(Records from a data collection)
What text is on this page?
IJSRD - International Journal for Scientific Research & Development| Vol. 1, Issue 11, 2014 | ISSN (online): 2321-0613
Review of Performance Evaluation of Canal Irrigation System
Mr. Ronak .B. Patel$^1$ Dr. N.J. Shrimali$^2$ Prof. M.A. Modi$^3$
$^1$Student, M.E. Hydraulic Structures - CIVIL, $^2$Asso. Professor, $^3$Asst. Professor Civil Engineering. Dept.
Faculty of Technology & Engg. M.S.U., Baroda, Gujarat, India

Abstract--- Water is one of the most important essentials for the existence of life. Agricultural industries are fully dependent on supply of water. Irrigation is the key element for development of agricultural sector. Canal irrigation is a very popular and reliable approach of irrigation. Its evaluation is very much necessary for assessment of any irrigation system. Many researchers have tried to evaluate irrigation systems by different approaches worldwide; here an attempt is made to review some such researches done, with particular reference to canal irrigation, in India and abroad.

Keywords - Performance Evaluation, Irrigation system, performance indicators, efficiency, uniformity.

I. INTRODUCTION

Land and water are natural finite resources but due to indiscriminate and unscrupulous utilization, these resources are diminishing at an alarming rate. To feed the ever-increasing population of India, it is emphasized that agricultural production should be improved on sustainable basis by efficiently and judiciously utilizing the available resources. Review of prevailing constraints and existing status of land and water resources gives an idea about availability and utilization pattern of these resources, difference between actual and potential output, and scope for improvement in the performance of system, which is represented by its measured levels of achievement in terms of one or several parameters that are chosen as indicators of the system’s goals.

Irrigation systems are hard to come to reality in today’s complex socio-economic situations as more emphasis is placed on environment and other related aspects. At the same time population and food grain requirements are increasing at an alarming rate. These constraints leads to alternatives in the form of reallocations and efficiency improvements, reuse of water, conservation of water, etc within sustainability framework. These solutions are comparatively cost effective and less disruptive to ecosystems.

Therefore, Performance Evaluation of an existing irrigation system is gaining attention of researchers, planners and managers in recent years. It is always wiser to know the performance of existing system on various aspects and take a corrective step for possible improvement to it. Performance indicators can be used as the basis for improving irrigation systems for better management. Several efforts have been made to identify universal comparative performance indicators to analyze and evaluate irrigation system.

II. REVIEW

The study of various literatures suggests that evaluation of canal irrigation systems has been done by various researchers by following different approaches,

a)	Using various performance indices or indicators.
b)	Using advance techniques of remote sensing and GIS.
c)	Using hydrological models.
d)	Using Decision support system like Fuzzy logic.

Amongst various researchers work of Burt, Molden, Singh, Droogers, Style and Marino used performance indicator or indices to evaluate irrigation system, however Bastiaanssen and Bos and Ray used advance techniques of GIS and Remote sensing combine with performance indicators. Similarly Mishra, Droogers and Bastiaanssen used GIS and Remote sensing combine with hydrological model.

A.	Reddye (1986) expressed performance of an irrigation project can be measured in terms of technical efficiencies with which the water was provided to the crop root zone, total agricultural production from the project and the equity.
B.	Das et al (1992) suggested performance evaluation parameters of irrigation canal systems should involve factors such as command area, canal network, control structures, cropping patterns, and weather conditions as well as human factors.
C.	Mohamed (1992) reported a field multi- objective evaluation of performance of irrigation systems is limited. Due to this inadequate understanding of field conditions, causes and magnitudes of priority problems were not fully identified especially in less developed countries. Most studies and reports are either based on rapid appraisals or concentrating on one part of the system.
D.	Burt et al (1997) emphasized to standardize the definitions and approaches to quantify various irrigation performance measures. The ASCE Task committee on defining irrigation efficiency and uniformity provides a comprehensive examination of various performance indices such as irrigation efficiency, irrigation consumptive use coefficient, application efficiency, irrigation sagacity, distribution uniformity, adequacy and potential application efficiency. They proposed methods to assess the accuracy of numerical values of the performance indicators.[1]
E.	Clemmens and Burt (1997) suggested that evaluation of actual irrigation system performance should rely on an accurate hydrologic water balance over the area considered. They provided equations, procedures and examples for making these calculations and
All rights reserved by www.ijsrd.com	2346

## TASK PROMPT
Go back to the listing above and please repeat it exactly.

## WRITTEN RESPONSE
What text is on this page?
IJSRD - International Journal for Scientific Research & Development| Vol. 1, Issue 11, 2014 | ISSN (online): 2321-0613
Review of Performance Evaluation of Canal Irrigation System
Mr. Ronak .B. Patel$^1$ Dr. N.J. Shrimali$^2$ Prof. M.A. Modi$^3$
$^1$Student, M.E. Hydraulic Structures - CIVIL, $^2$Asso. Professor, $^3$Asst. Professor Civil Engineering. Dept.
Faculty of Technology & Engg. M.S.U., Baroda, Gujarat, India

Abstract--- Water is one of the most important essentials for the existence of life. Agricultural industries are fully dependent on supply of water. Irrigation is the key element for development of agricultural sector. Canal irrigation is a very popular and reliable approach of irrigation. Its evaluation is very much necessary for assessment of any irrigation system. Many researchers have tried to evaluate irrigation systems by different approaches worldwide; here an attempt is made to review some such researches done, with particular reference to canal irrigation, in India and abroad.

Keywords - Performance Evaluation, Irrigation system, performance indicators, efficiency, uniformity.

I. INTRODUCTION

Land and water are natural finite resources but due to indiscriminate and unscrupulous utilization, these resources are diminishing at an alarming rate. To feed the ever-increasing population of India, it is emphasized that agricultural production should be improved on sustainable basis by efficiently and judiciously utilizing the available resources. Review of prevailing constraints and existing status of land and water resources gives an idea about availability and utilization pattern of these resources, difference between actual and potential output, and scope for improvement in the performance of system, which is represented by its measured levels of achievement in terms of one or several parameters that are chosen as indicators of the system’s goals.

Irrigation systems are hard to come to reality in today’s complex socio-economic situations as more emphasis is placed on environment and other related aspects. At the same time population and food grain requirements are increasing at an alarming rate. These constraints leads to alternatives in the form of reallocations and efficiency improvements, reuse of water, conservation of water, etc within sustainability framework. These solutions are comparatively cost effective and less disruptive to ecosystems.

Therefore, Performance Evaluation of an existing irrigation system is gaining attention of researchers, planners and managers in recent years. It is always wiser to know the performance of existing system on various aspects and take a corrective step for possible improvement to it. Performance indicators can be used as the basis for improving irrigation systems for better management. Several efforts have been made to identify universal comparative performance indicators to analyze and evaluate irrigation system.

II. REVIEW

The study of various literatures suggests that evaluation of canal irrigation systems has been done by various researchers by following different approaches,

a)	Using various performance indices or indicators.
b)	Using advance techniques of remote sensing and GIS.
c)	Using hydrological models.
d)	Using Decision support system like Fuzzy logic.

Amongst various researchers work of Burt, Molden, Singh, Droogers, Style and Marino used performance indicator or indices to evaluate irrigation system, however Bastiaanssen and Bos and Ray used advance techniques of GIS and Remote sensing combine with performance indicators. Similarly Mishra, Droogers and Bastiaanssen used GIS and Remote sensing combine with hydrological model.

A.	Reddye (1986) expressed performance of an irrigation project can be measured in terms of technical efficiencies with which the water was provided to the crop root zone, total agricultural production from the project and the equity.
B.	Das et al (1992) suggested performance evaluation parameters of irrigation canal systems should involve factors such as command area, canal network, control structures, cropping patterns, and weather conditions as well as human factors.
C.	Mohamed (1992) reported a field multi- objective evaluation of performance of irrigation systems is limited. Due to this inadequate understanding of field conditions, causes and magnitudes of priority problems were not fully identified especially in less developed countries. Most studies and reports are either based on rapid appraisals or concentrating on one part of the system.
D.	Burt et al (1997) emphasized to standardize the definitions and approaches to quantify various irrigation performance measures. The ASCE Task committee on defining irrigation efficiency and uniformity provides a comprehensive examination of various performance indices such as irrigation efficiency, irrigation consumptive use coefficient, application efficiency, irrigation sagacity, distribution uniformity, adequacy and potential application efficiency. They proposed methods to assess the accuracy of numerical values of the performance indicators.[1]
E.	Clemmens and Burt (1997) suggested that evaluation of actual irrigation system performance should rely on an accurate hydrologic water balance over the area considered. They provided equations, procedures and examples for making these calculations and
All rights reserved by www.ijsrd.com	2346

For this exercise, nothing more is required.